• AIM
Work through the entries below and report how many lines include "Excommunicatus". The number alone is the answer.

- - - - - - -

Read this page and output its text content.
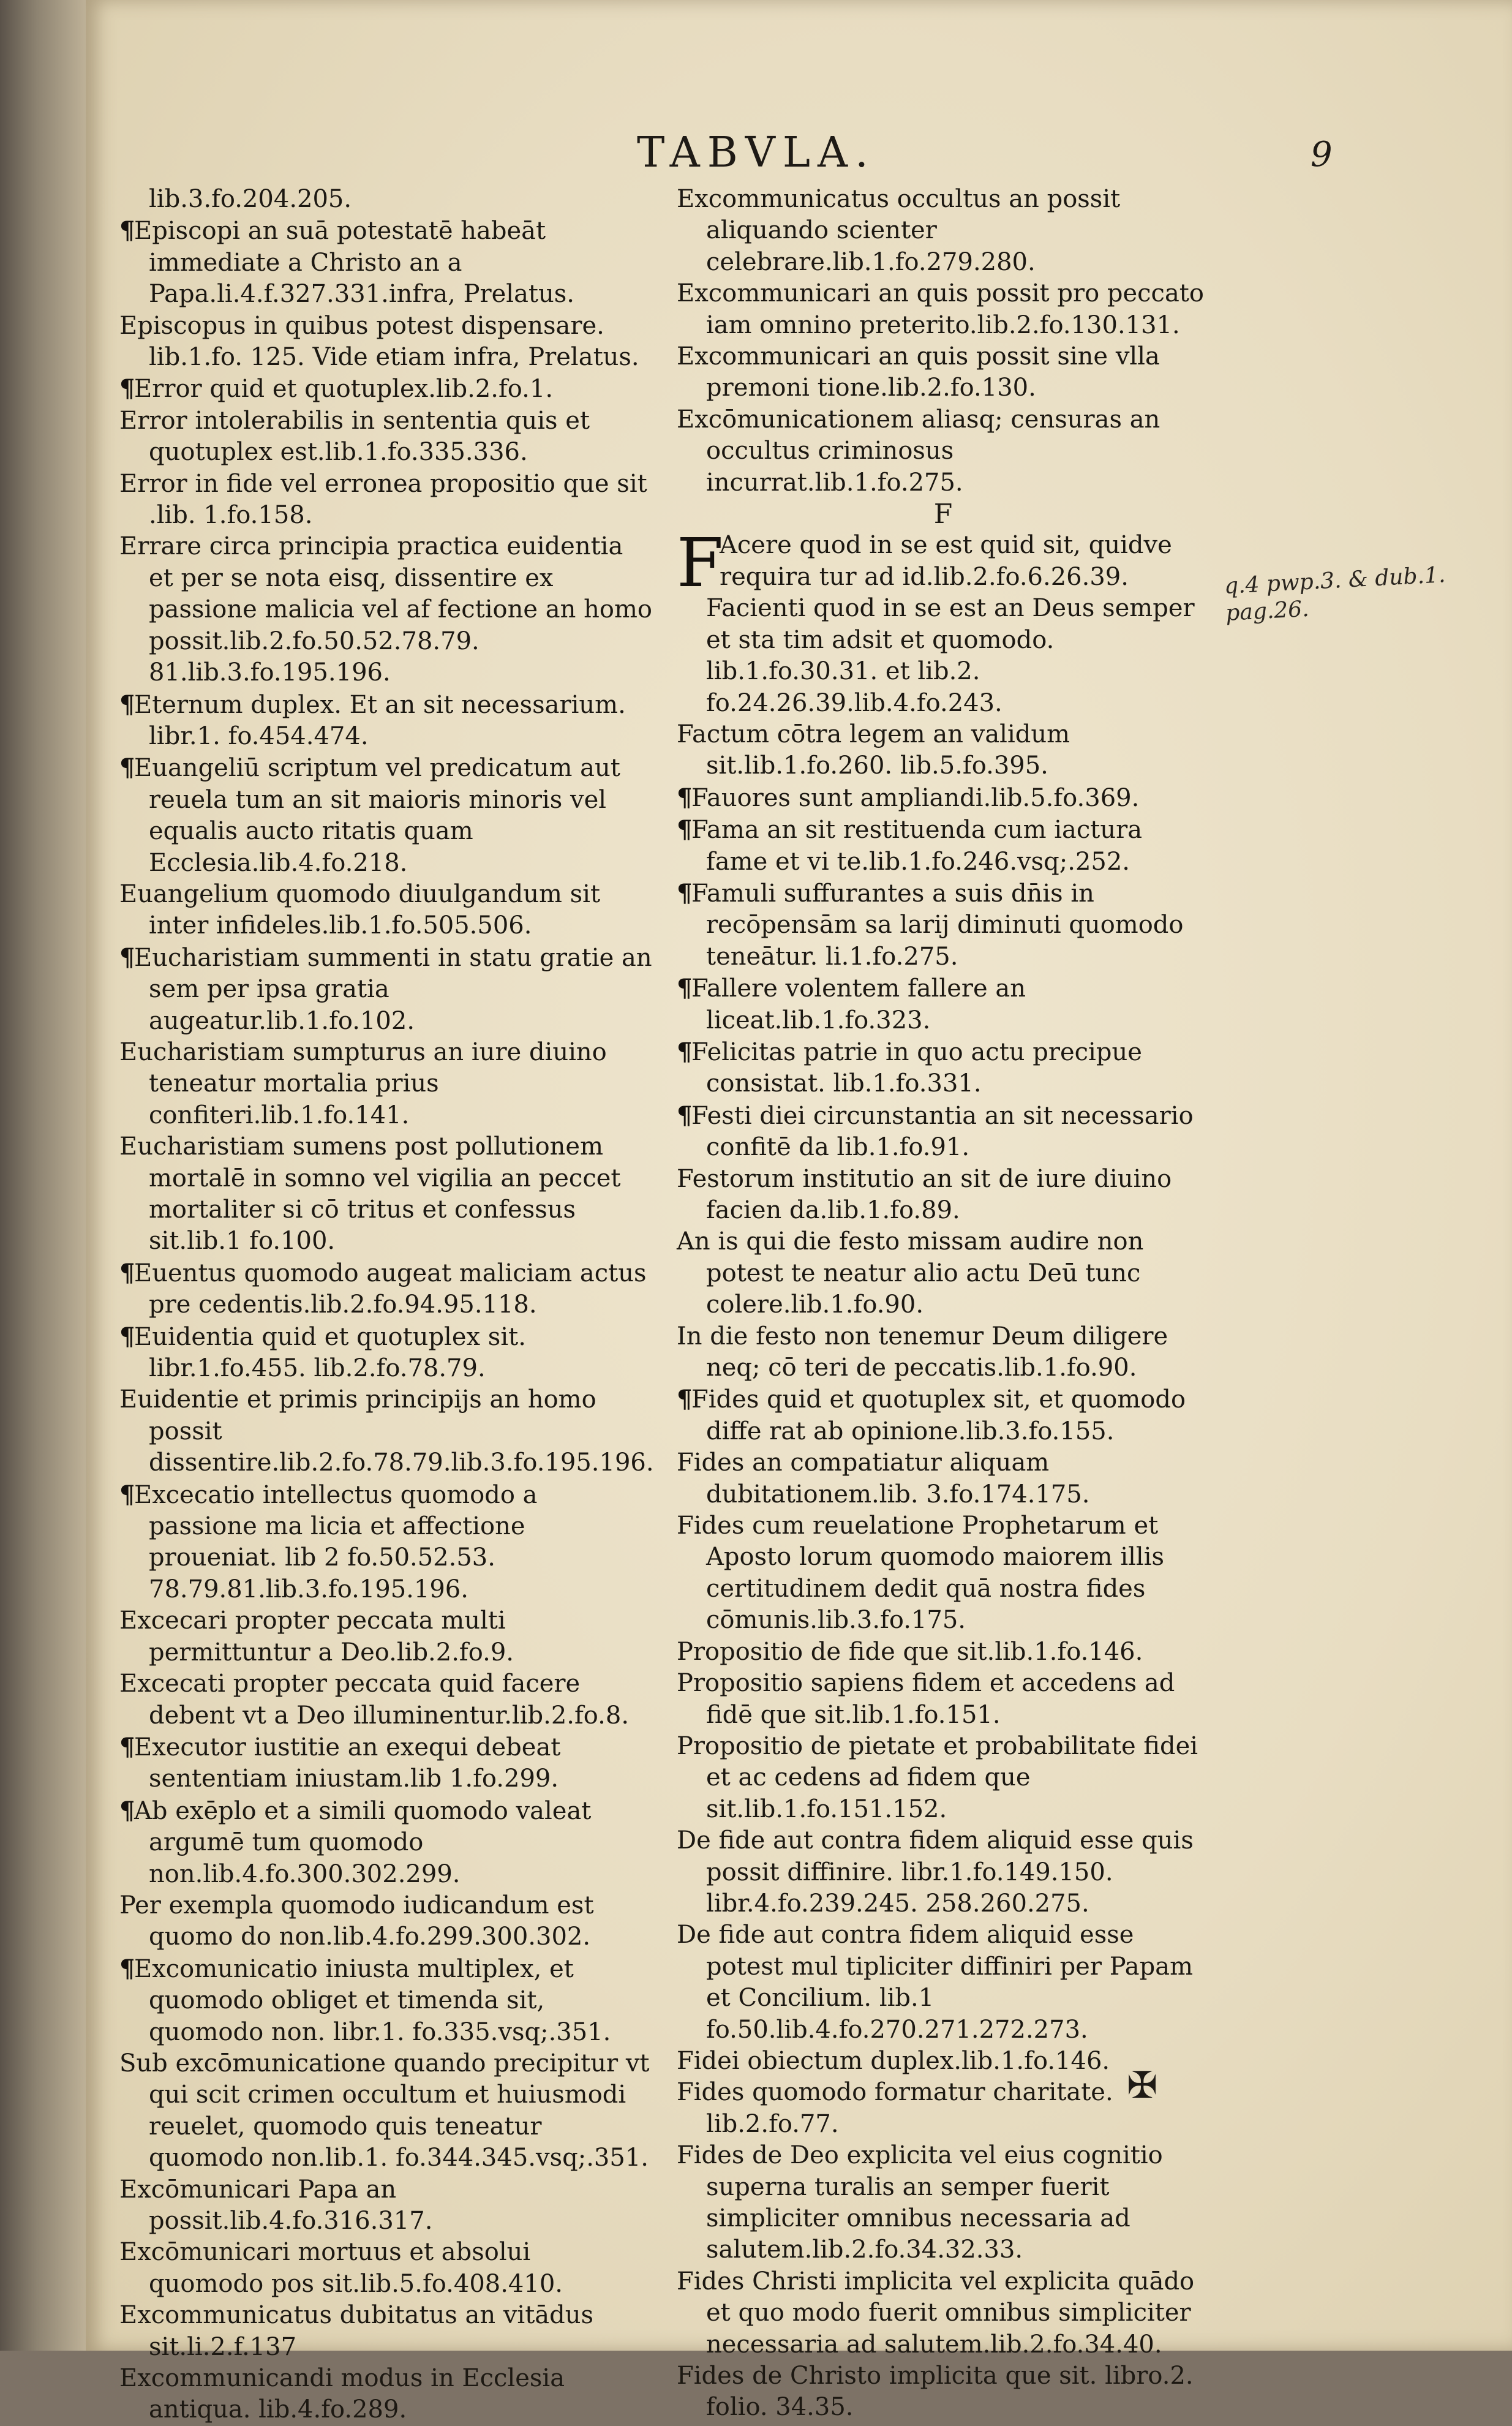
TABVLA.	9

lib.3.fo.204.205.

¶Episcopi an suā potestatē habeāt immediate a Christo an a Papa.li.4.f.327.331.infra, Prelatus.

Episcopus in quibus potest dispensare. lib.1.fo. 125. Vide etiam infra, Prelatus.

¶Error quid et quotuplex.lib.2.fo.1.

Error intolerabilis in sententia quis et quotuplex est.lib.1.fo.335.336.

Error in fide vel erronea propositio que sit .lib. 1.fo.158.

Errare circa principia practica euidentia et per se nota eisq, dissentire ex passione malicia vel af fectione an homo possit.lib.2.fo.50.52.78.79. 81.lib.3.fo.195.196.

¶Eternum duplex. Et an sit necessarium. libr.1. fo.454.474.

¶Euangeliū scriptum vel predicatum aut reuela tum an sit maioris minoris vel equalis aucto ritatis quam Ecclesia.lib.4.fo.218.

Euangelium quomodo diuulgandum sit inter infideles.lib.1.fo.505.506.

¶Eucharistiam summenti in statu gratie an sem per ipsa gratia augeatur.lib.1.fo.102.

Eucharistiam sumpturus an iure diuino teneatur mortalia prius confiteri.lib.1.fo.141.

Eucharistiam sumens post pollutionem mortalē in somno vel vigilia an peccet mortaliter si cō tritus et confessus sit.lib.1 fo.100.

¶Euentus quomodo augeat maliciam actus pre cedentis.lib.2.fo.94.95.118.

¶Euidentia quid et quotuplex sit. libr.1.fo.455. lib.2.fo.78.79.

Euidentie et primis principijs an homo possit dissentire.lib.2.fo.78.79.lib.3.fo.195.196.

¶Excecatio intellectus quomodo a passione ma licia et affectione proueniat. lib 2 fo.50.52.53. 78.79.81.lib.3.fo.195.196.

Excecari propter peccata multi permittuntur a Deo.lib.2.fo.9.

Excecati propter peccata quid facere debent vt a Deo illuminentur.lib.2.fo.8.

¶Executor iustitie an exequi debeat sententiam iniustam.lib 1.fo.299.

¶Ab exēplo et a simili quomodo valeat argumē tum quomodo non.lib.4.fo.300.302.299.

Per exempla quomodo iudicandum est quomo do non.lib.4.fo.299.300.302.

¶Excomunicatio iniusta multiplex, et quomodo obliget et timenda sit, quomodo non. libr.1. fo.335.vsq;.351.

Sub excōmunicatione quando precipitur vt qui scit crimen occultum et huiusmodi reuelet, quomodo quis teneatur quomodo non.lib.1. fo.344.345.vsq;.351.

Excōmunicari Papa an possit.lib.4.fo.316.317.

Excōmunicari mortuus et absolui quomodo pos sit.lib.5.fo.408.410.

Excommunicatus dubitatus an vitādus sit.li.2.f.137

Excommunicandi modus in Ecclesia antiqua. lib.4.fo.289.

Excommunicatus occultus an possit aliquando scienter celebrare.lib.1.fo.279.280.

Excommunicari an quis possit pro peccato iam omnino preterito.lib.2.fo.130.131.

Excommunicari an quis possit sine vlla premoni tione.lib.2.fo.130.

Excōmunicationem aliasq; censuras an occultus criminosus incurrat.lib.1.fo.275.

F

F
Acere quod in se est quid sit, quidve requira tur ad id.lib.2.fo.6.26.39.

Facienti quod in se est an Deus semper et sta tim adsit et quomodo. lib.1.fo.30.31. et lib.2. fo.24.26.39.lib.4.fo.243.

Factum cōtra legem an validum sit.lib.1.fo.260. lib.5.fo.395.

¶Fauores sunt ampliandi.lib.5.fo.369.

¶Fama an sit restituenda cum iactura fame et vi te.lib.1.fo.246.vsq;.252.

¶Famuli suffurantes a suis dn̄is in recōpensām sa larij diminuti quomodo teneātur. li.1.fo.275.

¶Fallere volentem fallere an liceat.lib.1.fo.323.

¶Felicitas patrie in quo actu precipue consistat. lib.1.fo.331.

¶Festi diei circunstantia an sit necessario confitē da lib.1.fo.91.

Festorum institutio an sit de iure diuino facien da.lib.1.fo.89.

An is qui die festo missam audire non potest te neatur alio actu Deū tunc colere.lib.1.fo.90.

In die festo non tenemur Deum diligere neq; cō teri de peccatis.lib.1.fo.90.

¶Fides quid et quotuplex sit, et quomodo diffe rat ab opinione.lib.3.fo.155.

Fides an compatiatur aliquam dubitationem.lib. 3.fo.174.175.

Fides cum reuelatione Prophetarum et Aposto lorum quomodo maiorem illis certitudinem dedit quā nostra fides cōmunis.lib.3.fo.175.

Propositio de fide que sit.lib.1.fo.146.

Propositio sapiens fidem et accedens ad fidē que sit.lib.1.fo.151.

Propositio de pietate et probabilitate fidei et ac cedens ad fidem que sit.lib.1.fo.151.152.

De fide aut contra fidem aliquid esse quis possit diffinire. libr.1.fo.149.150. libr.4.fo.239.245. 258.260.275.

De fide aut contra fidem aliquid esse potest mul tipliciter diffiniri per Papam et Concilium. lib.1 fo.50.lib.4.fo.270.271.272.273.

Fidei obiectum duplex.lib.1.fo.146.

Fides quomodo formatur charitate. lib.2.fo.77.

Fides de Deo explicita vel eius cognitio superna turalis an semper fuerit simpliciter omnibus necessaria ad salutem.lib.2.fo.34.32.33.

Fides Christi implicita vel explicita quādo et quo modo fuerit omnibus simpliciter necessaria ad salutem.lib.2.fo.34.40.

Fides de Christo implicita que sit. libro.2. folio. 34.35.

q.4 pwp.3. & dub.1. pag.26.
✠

- - - - - - -

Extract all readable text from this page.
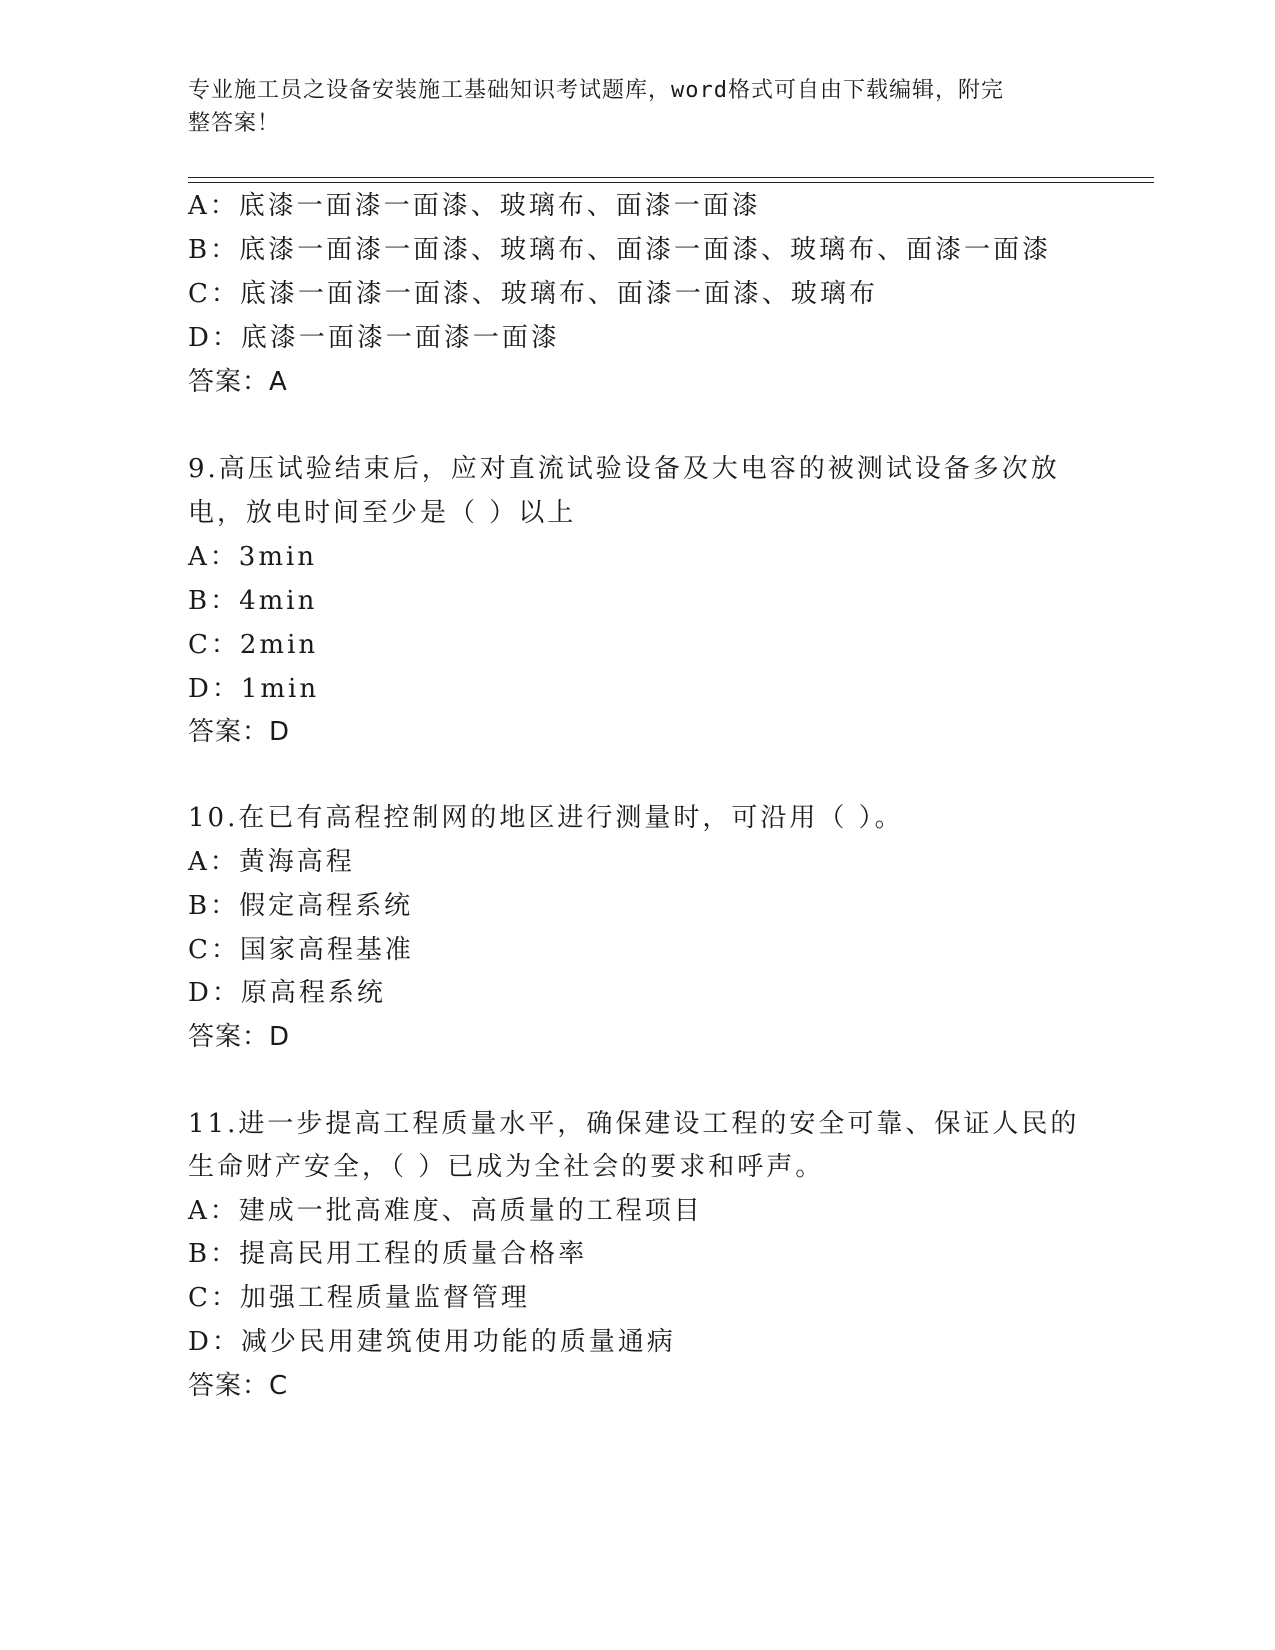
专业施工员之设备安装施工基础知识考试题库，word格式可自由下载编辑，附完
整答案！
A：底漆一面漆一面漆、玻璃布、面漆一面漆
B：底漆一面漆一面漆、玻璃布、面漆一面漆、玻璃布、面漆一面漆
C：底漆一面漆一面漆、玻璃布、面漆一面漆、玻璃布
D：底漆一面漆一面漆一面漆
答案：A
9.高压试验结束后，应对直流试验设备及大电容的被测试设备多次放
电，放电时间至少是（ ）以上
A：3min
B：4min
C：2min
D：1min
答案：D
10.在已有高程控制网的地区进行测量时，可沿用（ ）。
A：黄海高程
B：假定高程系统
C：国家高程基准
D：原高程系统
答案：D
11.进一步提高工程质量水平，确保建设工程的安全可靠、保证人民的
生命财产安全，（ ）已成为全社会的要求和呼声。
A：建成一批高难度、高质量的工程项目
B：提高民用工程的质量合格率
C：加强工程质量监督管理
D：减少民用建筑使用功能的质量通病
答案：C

- - - - - - -

• SOLUTION TO THE EXERCISE
2